> **Material for the task**:
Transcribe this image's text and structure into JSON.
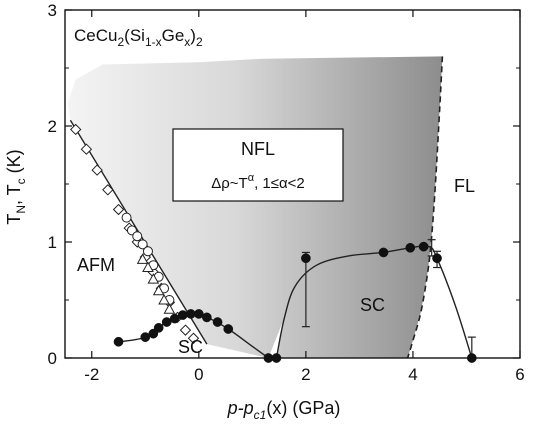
{
  "chart_data": {
    "type": "scatter",
    "title": "",
    "compound_label": {
      "base": "CeCu",
      "sub1": "2",
      "mid": "(Si",
      "sub2": "1-x",
      "mid2": "Ge",
      "sub3": "x",
      "end": ")",
      "sub4": "2"
    },
    "xlabel": {
      "italic_part": "p-p",
      "sub": "c1",
      "rest": "(x) (GPa)"
    },
    "ylabel": {
      "t": "T",
      "sub_n": "N",
      "sep": ", T",
      "sub_c": "c",
      "unit": " (K)"
    },
    "xlim": [
      -2.5,
      6
    ],
    "ylim": [
      0,
      3
    ],
    "x_ticks": [
      -2,
      0,
      2,
      4,
      6
    ],
    "x_tick_labels": [
      "-2",
      "0",
      "2",
      "4",
      "6"
    ],
    "y_ticks": [
      0,
      1,
      2,
      3
    ],
    "y_tick_labels": [
      "0",
      "1",
      "2",
      "3"
    ],
    "regions": {
      "afm": "AFM",
      "sc_left": "SC",
      "sc_right": "SC",
      "fl": "FL",
      "nfl_title": "NFL",
      "nfl_formula": {
        "lead": "Δρ~T",
        "sup": "α",
        "tail": ", 1≤α<2"
      }
    },
    "series": [
      {
        "marker": "diamond",
        "values": [
          [
            -2.3,
            1.97
          ],
          [
            -2.1,
            1.8
          ],
          [
            -1.9,
            1.62
          ],
          [
            -1.7,
            1.45
          ],
          [
            -1.5,
            1.28
          ],
          [
            -1.3,
            1.12
          ],
          [
            -1.15,
            1.0
          ],
          [
            -1.0,
            0.87
          ],
          [
            -0.85,
            0.74
          ],
          [
            -0.7,
            0.6
          ],
          [
            -0.55,
            0.48
          ],
          [
            -0.4,
            0.35
          ],
          [
            -0.25,
            0.24
          ],
          [
            -0.1,
            0.17
          ]
        ]
      },
      {
        "marker": "circle-open",
        "values": [
          [
            -1.35,
            1.21
          ],
          [
            -1.25,
            1.1
          ],
          [
            -1.15,
            1.05
          ],
          [
            -1.05,
            0.98
          ],
          [
            -0.95,
            0.92
          ],
          [
            -0.85,
            0.8
          ],
          [
            -0.75,
            0.7
          ],
          [
            -0.65,
            0.6
          ],
          [
            -0.55,
            0.5
          ]
        ]
      },
      {
        "marker": "triangle-open",
        "values": [
          [
            -1.05,
            0.85
          ],
          [
            -0.95,
            0.78
          ],
          [
            -0.85,
            0.68
          ],
          [
            -0.75,
            0.58
          ],
          [
            -0.65,
            0.5
          ],
          [
            -0.55,
            0.42
          ]
        ]
      },
      {
        "marker": "circle-filled",
        "values": [
          [
            -1.5,
            0.14
          ],
          [
            -1.0,
            0.18
          ],
          [
            -0.85,
            0.21
          ],
          [
            -0.75,
            0.26
          ],
          [
            -0.6,
            0.31
          ],
          [
            -0.45,
            0.34
          ],
          [
            -0.3,
            0.37
          ],
          [
            -0.15,
            0.38
          ],
          [
            0.0,
            0.38
          ],
          [
            0.15,
            0.35
          ],
          [
            0.35,
            0.31
          ],
          [
            0.55,
            0.25
          ],
          [
            1.3,
            0.0
          ],
          [
            1.45,
            0.0
          ],
          [
            2.0,
            0.86
          ],
          [
            3.45,
            0.91
          ],
          [
            3.95,
            0.95
          ],
          [
            4.2,
            0.96
          ],
          [
            4.45,
            0.86
          ],
          [
            5.1,
            0.0
          ]
        ]
      }
    ],
    "error_bars": [
      {
        "x": 2.0,
        "y": 0.86,
        "low": 0.27,
        "high": 0.91
      },
      {
        "x": 4.35,
        "y": 0.96,
        "low": 0.88,
        "high": 1.02
      },
      {
        "x": 4.45,
        "y": 0.86,
        "low": 0.78,
        "high": 0.92
      },
      {
        "x": 5.1,
        "y": 0.0,
        "low": 0.0,
        "high": 0.18
      }
    ],
    "lines": {
      "afm_boundary": [
        [
          -2.4,
          2.05
        ],
        [
          0.15,
          0.12
        ]
      ],
      "sc1_curve": [
        [
          -1.5,
          0.14
        ],
        [
          -1.0,
          0.18
        ],
        [
          -0.6,
          0.31
        ],
        [
          -0.15,
          0.38
        ],
        [
          0.15,
          0.35
        ],
        [
          0.55,
          0.25
        ],
        [
          1.0,
          0.1
        ],
        [
          1.3,
          0.0
        ]
      ],
      "sc2_curve": [
        [
          1.45,
          0.0
        ],
        [
          1.6,
          0.35
        ],
        [
          1.8,
          0.62
        ],
        [
          2.2,
          0.8
        ],
        [
          2.8,
          0.88
        ],
        [
          3.45,
          0.91
        ],
        [
          3.95,
          0.95
        ],
        [
          4.3,
          0.96
        ],
        [
          4.45,
          0.86
        ],
        [
          4.8,
          0.44
        ],
        [
          5.1,
          0.0
        ]
      ],
      "fl_dashed": [
        [
          4.55,
          2.6
        ],
        [
          4.5,
          2.15
        ],
        [
          4.42,
          1.5
        ],
        [
          4.35,
          1.05
        ],
        [
          4.28,
          0.75
        ],
        [
          4.15,
          0.4
        ],
        [
          4.0,
          0.15
        ],
        [
          3.9,
          0.0
        ]
      ]
    },
    "nfl_region": {
      "top": [
        [
          -2.45,
          2.2
        ],
        [
          -2.3,
          2.4
        ],
        [
          -1.8,
          2.53
        ],
        [
          0.0,
          2.55
        ],
        [
          1.2,
          2.58
        ],
        [
          4.55,
          2.6
        ]
      ],
      "right": [
        [
          4.55,
          2.6
        ],
        [
          4.5,
          2.15
        ],
        [
          4.42,
          1.5
        ],
        [
          4.35,
          1.05
        ],
        [
          4.28,
          0.75
        ],
        [
          4.15,
          0.4
        ],
        [
          4.0,
          0.15
        ]
      ],
      "bottom": [
        [
          4.0,
          0.15
        ],
        [
          3.9,
          0.0
        ],
        [
          1.45,
          0.0
        ],
        [
          1.6,
          0.35
        ],
        [
          1.3,
          0.0
        ],
        [
          0.15,
          0.12
        ],
        [
          -2.4,
          2.05
        ]
      ]
    }
  }
}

> **Given exercise**: Show every line from the listing above in which the string "open" appears.

> **Exercise output**:
        "marker": "circle-open",
        "marker": "triangle-open",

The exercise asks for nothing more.